Here we got F1 accuracy of 0.976 for our training set, which is better than those of classic methods (PART 1). However, here we only had one fold instead of all 10.

After training, we can load the model and use it to make predictions for new texts.

In [5]:
# Finally we test the model with couple of text segments
classifier = TextClassifier.load(data_folder+r"flair_temp\final-model.pt")

# create and test example sentences
from flair.data import Sentence
sentence = Sentence('Jälleenhankintahinnalla tarkoitetaan omaisuuden uushankintahintaa . Tällöin voidaan viitata siihen , mihin hintaan esimerkiksi tietty kone tai laite voitaisiin korvata hankkimalla se markkinoilta tänä päivänä .')
classifier.predict(sentence)
print('Predicted class for text "%s"\n%s' % (sentence.to_plain_string(),sentence.labels))

sentence = Sentence('Elinluovutuskortti antaa luvan käyttää kortin täyttäneen henkilön elimiä ja kudoksia kuoleman jälkeen toisten henkilöiden hengen pelastamiseksi tai terveyden parantamiseksi . Vuoden 2010 lakimuutoksen jälkeen kortti ei enää ole välttämätön , sillä nykyisin oletetaan vainajan suostuneen elintensä luovutukseen , ellei hänen tiedetä sitä elinaikanaan erityisesti kieltäneen . Elinluovutuskortin mukana kantaminen on edelleen hyvä varmistaa tahtonsa toteutuminen . Suomalaisista noin 18 prosenttia on allekirjoittanut elinluovutuskortin .')
classifier.predict(sentence)
print('Predicted class for text "%s"\n%s' % (sentence.to_plain_string(),sentence.labels))

- _Recorded information_
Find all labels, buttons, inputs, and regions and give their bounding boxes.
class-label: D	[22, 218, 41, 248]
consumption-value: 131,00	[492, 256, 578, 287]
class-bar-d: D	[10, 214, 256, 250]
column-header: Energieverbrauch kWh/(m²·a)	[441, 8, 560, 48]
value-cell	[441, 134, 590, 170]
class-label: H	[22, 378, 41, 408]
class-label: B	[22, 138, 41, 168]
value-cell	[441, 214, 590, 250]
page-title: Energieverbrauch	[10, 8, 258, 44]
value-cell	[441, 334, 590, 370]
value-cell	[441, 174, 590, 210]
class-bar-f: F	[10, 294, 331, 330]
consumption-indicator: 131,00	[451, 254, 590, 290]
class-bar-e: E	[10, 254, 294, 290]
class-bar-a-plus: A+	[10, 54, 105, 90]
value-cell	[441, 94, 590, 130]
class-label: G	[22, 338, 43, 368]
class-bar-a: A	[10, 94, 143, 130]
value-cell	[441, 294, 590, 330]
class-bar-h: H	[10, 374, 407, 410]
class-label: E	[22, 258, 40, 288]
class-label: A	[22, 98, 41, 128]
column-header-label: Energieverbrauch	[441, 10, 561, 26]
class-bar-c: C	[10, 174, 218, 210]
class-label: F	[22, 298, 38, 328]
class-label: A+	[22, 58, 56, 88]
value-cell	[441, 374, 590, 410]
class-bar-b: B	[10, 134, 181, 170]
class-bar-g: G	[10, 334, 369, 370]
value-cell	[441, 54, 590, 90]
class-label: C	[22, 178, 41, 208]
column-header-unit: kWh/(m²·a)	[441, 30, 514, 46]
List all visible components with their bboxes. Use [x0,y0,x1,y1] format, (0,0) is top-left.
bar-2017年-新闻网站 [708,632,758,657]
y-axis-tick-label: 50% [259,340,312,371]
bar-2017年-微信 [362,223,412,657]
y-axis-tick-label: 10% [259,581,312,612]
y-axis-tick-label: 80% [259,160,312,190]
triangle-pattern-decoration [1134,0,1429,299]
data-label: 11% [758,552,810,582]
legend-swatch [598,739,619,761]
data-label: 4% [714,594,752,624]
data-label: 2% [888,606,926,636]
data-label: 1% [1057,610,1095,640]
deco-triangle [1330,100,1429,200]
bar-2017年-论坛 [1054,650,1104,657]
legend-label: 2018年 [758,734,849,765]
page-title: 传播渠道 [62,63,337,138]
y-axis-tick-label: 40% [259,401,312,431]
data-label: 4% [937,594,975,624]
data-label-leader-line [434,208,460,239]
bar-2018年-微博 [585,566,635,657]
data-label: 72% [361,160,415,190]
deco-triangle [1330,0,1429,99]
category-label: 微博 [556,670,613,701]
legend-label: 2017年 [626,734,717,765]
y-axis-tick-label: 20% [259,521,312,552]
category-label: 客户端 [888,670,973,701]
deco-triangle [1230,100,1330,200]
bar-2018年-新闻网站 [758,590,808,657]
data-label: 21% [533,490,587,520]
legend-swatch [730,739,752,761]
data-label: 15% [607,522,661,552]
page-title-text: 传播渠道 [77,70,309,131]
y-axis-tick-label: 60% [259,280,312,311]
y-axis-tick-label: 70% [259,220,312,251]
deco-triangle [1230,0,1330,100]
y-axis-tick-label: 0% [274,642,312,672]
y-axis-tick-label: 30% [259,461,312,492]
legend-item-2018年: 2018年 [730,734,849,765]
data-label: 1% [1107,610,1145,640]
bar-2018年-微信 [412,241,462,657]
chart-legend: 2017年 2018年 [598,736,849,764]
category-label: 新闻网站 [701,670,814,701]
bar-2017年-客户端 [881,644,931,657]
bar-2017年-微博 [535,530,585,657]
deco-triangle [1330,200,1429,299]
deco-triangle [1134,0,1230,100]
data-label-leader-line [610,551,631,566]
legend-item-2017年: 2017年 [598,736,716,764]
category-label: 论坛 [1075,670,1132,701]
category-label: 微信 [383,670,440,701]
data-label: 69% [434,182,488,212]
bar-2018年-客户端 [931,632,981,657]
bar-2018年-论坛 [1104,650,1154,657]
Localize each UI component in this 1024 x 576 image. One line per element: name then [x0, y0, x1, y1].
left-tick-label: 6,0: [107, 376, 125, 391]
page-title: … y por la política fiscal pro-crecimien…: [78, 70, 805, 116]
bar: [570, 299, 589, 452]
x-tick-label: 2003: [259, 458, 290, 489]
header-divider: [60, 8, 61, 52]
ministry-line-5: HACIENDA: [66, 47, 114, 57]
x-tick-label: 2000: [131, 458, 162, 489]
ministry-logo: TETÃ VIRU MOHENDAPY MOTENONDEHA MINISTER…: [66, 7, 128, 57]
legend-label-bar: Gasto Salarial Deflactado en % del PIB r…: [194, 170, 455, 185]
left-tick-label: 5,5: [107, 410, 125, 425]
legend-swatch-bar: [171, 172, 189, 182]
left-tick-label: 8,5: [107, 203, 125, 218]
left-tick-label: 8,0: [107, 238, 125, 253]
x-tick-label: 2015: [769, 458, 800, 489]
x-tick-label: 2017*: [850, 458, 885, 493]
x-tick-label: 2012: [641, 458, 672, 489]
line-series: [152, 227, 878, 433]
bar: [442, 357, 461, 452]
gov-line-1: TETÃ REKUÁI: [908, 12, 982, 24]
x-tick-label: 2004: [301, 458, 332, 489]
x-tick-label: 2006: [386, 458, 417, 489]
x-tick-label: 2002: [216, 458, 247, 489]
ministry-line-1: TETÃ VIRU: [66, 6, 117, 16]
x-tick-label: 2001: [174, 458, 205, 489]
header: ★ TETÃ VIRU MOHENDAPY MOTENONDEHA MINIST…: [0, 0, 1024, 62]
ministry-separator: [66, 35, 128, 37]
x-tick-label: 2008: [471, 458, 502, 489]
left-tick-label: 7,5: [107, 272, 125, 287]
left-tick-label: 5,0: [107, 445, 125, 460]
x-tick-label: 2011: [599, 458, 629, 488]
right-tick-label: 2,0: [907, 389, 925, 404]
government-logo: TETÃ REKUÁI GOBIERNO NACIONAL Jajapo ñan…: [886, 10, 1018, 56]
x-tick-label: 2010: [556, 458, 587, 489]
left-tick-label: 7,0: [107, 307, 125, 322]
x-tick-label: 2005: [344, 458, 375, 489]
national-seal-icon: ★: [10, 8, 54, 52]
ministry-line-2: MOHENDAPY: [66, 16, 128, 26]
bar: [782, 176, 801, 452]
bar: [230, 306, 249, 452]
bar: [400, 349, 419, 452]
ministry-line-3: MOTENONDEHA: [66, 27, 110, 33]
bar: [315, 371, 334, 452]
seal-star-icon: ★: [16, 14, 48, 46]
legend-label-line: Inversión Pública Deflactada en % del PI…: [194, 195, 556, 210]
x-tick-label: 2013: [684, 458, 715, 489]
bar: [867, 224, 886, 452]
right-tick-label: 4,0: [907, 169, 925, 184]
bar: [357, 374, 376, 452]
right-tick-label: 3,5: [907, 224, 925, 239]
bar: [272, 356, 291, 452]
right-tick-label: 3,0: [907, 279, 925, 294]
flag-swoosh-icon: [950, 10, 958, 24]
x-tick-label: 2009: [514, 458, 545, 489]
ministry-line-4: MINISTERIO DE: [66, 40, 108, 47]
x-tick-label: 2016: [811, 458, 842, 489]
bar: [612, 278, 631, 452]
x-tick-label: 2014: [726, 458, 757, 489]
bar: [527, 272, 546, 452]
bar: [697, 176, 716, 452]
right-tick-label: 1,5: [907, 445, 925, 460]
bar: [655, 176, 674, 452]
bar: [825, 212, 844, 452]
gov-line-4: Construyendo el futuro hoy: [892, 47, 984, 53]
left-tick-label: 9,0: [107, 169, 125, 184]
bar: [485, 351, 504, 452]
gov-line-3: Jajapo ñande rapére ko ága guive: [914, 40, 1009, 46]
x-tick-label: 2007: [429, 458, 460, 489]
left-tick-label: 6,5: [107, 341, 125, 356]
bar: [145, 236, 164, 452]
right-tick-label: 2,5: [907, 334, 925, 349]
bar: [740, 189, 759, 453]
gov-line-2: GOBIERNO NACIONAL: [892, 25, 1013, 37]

- _To be done_
1. According to the Flair classifier text, what F1 accuracy did the model reach on the training set?
2. Continue the Flair classifier text from the point where it stops.

- _Set of answers_
1. 0.976

2.
2019-10-25 13:17:51,078 loading file C:\Users\h01928\Documents\GIT_codes\NLP_kickstart_tutorial\\flair_temp\final-model.pt
Predicted class for text "Jälleenhankintahinnalla tarkoitetaan omaisuuden uushankintahintaa . Tällöin voidaan viitata siihen , mihin hintaan esimerkiksi tietty kone tai laite voitaisiin korvata hankkimalla se markkinoilta tänä päivänä ."
[TALOUS (0.999728262424469)]
Predicted class for text "Elinluovutuskortti antaa luvan käyttää kortin täyttäneen henkilön elimiä ja kudoksia kuoleman jälkeen toisten henkilöiden hengen pelastamiseksi tai terveyden parantamiseksi . Vuoden 2010 lakimuutoksen jälkeen kortti ei enää ole välttämätön , sillä nykyisin oletetaan vainajan suostuneen elintensä luovutukseen , ellei hänen tiedetä sitä elinaikanaan erityisesti kieltäneen . Elinluovutuskortin mukana kantaminen on edelleen hyvä varmistaa tahtonsa toteutuminen . Suomalaisista noin 18 prosenttia on allekirjoittanut elinluovutuskortin ."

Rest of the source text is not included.